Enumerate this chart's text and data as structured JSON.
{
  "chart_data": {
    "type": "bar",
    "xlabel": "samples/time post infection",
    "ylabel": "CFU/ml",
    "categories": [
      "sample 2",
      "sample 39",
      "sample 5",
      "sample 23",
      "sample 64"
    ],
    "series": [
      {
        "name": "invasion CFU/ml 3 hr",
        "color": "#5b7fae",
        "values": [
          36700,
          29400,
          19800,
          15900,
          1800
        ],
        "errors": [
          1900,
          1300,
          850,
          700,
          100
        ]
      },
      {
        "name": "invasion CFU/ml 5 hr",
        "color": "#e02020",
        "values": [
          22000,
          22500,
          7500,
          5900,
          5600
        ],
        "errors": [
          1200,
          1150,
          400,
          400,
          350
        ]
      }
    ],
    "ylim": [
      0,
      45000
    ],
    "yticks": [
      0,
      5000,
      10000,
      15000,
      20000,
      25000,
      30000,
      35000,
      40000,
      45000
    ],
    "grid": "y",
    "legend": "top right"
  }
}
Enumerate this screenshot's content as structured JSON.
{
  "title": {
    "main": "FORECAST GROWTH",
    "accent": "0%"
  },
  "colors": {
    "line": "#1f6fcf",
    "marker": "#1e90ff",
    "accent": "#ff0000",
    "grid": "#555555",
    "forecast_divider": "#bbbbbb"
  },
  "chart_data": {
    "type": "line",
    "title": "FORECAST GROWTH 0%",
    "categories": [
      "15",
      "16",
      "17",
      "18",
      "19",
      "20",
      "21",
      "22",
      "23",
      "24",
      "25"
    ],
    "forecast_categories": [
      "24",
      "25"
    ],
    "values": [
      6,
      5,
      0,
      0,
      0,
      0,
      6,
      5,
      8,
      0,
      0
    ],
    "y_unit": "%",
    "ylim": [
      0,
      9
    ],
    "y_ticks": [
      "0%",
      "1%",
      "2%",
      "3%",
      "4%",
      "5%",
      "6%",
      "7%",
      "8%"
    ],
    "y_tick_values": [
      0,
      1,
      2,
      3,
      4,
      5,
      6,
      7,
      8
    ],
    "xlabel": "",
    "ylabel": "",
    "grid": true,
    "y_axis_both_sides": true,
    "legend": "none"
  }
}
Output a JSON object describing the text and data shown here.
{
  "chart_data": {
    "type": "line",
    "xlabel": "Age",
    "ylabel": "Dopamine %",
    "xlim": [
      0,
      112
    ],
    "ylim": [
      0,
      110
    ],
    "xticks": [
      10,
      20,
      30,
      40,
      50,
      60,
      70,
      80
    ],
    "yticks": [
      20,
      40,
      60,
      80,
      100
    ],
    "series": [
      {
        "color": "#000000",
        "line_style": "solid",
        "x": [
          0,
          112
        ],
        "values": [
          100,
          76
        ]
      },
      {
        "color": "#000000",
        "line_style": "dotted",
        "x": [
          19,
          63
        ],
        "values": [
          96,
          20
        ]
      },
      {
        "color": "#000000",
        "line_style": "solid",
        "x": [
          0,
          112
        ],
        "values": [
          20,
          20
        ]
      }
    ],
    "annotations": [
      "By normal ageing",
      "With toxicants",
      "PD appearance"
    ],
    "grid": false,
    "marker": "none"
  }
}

Work to be completed: Above are the records; retype them all without a single difference.

Exercise output:
Enumerate this chart's text and data as structured JSON.
{
  "chart_data": {
    "type": "bar",
    "xlabel": "samples/time post infection",
    "ylabel": "CFU/ml",
    "categories": [
      "sample 2",
      "sample 39",
      "sample 5",
      "sample 23",
      "sample 64"
    ],
    "series": [
      {
        "name": "invasion CFU/ml 3 hr",
        "color": "#5b7fae",
        "values": [
          36700,
          29400,
          19800,
          15900,
          1800
        ],
        "errors": [
          1900,
          1300,
          850,
          700,
          100
        ]
      },
      {
        "name": "invasion CFU/ml 5 hr",
        "color": "#e02020",
        "values": [
          22000,
          22500,
          7500,
          5900,
          5600
        ],
        "errors": [
          1200,
          1150,
          400,
          400,
          350
        ]
      }
    ],
    "ylim": [
      0,
      45000
    ],
    "yticks": [
      0,
      5000,
      10000,
      15000,
      20000,
      25000,
      30000,
      35000,
      40000,
      45000
    ],
    "grid": "y",
    "legend": "top right"
  }
}
Enumerate this screenshot's content as structured JSON.
{
  "title": {
    "main": "FORECAST GROWTH",
    "accent": "0%"
  },
  "colors": {
    "line": "#1f6fcf",
    "marker": "#1e90ff",
    "accent": "#ff0000",
    "grid": "#555555",
    "forecast_divider": "#bbbbbb"
  },
  "chart_data": {
    "type": "line",
    "title": "FORECAST GROWTH 0%",
    "categories": [
      "15",
      "16",
      "17",
      "18",
      "19",
      "20",
      "21",
      "22",
      "23",
      "24",
      "25"
    ],
    "forecast_categories": [
      "24",
      "25"
    ],
    "values": [
      6,
      5,
      0,
      0,
      0,
      0,
      6,
      5,
      8,
      0,
      0
    ],
    "y_unit": "%",
    "ylim": [
      0,
      9
    ],
    "y_ticks": [
      "0%",
      "1%",
      "2%",
      "3%",
      "4%",
      "5%",
      "6%",
      "7%",
      "8%"
    ],
    "y_tick_values": [
      0,
      1,
      2,
      3,
      4,
      5,
      6,
      7,
      8
    ],
    "xlabel": "",
    "ylabel": "",
    "grid": true,
    "y_axis_both_sides": true,
    "legend": "none"
  }
}
Output a JSON object describing the text and data shown here.
{
  "chart_data": {
    "type": "line",
    "xlabel": "Age",
    "ylabel": "Dopamine %",
    "xlim": [
      0,
      112
    ],
    "ylim": [
      0,
      110
    ],
    "xticks": [
      10,
      20,
      30,
      40,
      50,
      60,
      70,
      80
    ],
    "yticks": [
      20,
      40,
      60,
      80,
      100
    ],
    "series": [
      {
        "color": "#000000",
        "line_style": "solid",
        "x": [
          0,
          112
        ],
        "values": [
          100,
          76
        ]
      },
      {
        "color": "#000000",
        "line_style": "dotted",
        "x": [
          19,
          63
        ],
        "values": [
          96,
          20
        ]
      },
      {
        "color": "#000000",
        "line_style": "solid",
        "x": [
          0,
          112
        ],
        "values": [
          20,
          20
        ]
      }
    ],
    "annotations": [
      "By normal ageing",
      "With toxicants",
      "PD appearance"
    ],
    "grid": false,
    "marker": "none"
  }
}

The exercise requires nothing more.